## EXTRACTED INFORMATION
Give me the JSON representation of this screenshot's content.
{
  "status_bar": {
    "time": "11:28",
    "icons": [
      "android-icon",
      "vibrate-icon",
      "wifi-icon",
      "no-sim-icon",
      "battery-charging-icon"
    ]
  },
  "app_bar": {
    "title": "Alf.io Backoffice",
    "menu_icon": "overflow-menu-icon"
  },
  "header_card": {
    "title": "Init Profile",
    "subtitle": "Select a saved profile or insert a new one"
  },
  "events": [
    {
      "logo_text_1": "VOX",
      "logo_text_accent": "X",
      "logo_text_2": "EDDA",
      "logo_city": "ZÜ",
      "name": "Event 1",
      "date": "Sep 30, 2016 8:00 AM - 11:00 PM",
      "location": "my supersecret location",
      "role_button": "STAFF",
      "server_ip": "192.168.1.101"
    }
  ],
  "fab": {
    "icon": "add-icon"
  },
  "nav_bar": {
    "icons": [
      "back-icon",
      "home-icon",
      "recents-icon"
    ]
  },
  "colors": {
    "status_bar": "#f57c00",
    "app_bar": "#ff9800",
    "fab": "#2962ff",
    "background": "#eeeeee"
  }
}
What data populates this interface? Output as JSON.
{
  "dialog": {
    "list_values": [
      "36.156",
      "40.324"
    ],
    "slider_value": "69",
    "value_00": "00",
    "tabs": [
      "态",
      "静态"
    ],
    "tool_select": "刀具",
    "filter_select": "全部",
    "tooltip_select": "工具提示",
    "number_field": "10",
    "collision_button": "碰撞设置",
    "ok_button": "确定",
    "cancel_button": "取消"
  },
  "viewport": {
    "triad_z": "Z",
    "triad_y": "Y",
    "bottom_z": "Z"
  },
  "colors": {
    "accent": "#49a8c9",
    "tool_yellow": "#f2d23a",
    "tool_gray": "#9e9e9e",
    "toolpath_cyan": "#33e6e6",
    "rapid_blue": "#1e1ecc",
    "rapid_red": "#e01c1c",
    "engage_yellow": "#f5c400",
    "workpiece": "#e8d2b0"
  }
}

## WORK TO COMPLETE
Set all of the records down again, exactly as they stand.

## RESULT BELOW
Give me the JSON representation of this screenshot's content.
{
  "status_bar": {
    "time": "11:28",
    "icons": [
      "android-icon",
      "vibrate-icon",
      "wifi-icon",
      "no-sim-icon",
      "battery-charging-icon"
    ]
  },
  "app_bar": {
    "title": "Alf.io Backoffice",
    "menu_icon": "overflow-menu-icon"
  },
  "header_card": {
    "title": "Init Profile",
    "subtitle": "Select a saved profile or insert a new one"
  },
  "events": [
    {
      "logo_text_1": "VOX",
      "logo_text_accent": "X",
      "logo_text_2": "EDDA",
      "logo_city": "ZÜ",
      "name": "Event 1",
      "date": "Sep 30, 2016 8:00 AM - 11:00 PM",
      "location": "my supersecret location",
      "role_button": "STAFF",
      "server_ip": "192.168.1.101"
    }
  ],
  "fab": {
    "icon": "add-icon"
  },
  "nav_bar": {
    "icons": [
      "back-icon",
      "home-icon",
      "recents-icon"
    ]
  },
  "colors": {
    "status_bar": "#f57c00",
    "app_bar": "#ff9800",
    "fab": "#2962ff",
    "background": "#eeeeee"
  }
}
What data populates this interface? Output as JSON.
{
  "dialog": {
    "list_values": [
      "36.156",
      "40.324"
    ],
    "slider_value": "69",
    "value_00": "00",
    "tabs": [
      "态",
      "静态"
    ],
    "tool_select": "刀具",
    "filter_select": "全部",
    "tooltip_select": "工具提示",
    "number_field": "10",
    "collision_button": "碰撞设置",
    "ok_button": "确定",
    "cancel_button": "取消"
  },
  "viewport": {
    "triad_z": "Z",
    "triad_y": "Y",
    "bottom_z": "Z"
  },
  "colors": {
    "accent": "#49a8c9",
    "tool_yellow": "#f2d23a",
    "tool_gray": "#9e9e9e",
    "toolpath_cyan": "#33e6e6",
    "rapid_blue": "#1e1ecc",
    "rapid_red": "#e01c1c",
    "engage_yellow": "#f5c400",
    "workpiece": "#e8d2b0"
  }
}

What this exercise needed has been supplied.